Start

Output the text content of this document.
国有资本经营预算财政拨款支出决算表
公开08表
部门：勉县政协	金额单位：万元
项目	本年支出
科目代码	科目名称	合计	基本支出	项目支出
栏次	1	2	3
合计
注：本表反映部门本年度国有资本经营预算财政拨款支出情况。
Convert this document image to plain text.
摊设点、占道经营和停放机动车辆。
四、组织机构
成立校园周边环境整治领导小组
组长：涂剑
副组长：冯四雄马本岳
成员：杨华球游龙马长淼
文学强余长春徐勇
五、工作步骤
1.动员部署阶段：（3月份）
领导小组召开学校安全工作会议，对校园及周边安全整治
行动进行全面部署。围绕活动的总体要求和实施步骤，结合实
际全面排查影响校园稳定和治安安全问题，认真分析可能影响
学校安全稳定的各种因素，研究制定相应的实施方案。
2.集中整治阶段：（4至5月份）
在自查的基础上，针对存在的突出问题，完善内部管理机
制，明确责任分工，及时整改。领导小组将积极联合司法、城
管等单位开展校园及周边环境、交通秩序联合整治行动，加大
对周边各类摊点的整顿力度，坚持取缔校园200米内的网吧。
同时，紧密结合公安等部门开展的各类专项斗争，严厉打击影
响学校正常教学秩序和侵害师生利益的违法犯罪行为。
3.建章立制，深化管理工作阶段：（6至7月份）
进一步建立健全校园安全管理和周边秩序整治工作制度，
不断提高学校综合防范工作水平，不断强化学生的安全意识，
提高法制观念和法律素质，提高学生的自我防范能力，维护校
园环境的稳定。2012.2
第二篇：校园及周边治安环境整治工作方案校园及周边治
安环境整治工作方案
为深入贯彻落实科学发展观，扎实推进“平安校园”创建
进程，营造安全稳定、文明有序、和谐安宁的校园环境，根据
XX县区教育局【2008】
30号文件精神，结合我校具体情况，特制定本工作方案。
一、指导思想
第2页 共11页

End

=== Your task ===
Type out the full listing again, exactly as given.

=== Result of this task ===
Output the text content of this document.
国有资本经营预算财政拨款支出决算表
公开08表
部门：勉县政协	金额单位：万元
项目	本年支出
科目代码	科目名称	合计	基本支出	项目支出
栏次	1	2	3
合计
注：本表反映部门本年度国有资本经营预算财政拨款支出情况。
Convert this document image to plain text.
摊设点、占道经营和停放机动车辆。
四、组织机构
成立校园周边环境整治领导小组
组长：涂剑
副组长：冯四雄马本岳
成员：杨华球游龙马长淼
文学强余长春徐勇
五、工作步骤
1.动员部署阶段：（3月份）
领导小组召开学校安全工作会议，对校园及周边安全整治
行动进行全面部署。围绕活动的总体要求和实施步骤，结合实
际全面排查影响校园稳定和治安安全问题，认真分析可能影响
学校安全稳定的各种因素，研究制定相应的实施方案。
2.集中整治阶段：（4至5月份）
在自查的基础上，针对存在的突出问题，完善内部管理机
制，明确责任分工，及时整改。领导小组将积极联合司法、城
管等单位开展校园及周边环境、交通秩序联合整治行动，加大
对周边各类摊点的整顿力度，坚持取缔校园200米内的网吧。
同时，紧密结合公安等部门开展的各类专项斗争，严厉打击影
响学校正常教学秩序和侵害师生利益的违法犯罪行为。
3.建章立制，深化管理工作阶段：（6至7月份）
进一步建立健全校园安全管理和周边秩序整治工作制度，
不断提高学校综合防范工作水平，不断强化学生的安全意识，
提高法制观念和法律素质，提高学生的自我防范能力，维护校
园环境的稳定。2012.2
第二篇：校园及周边治安环境整治工作方案校园及周边治
安环境整治工作方案
为深入贯彻落实科学发展观，扎实推进“平安校园”创建
进程，营造安全稳定、文明有序、和谐安宁的校园环境，根据
XX县区教育局【2008】
30号文件精神，结合我校具体情况，特制定本工作方案。
一、指导思想
第2页 共11页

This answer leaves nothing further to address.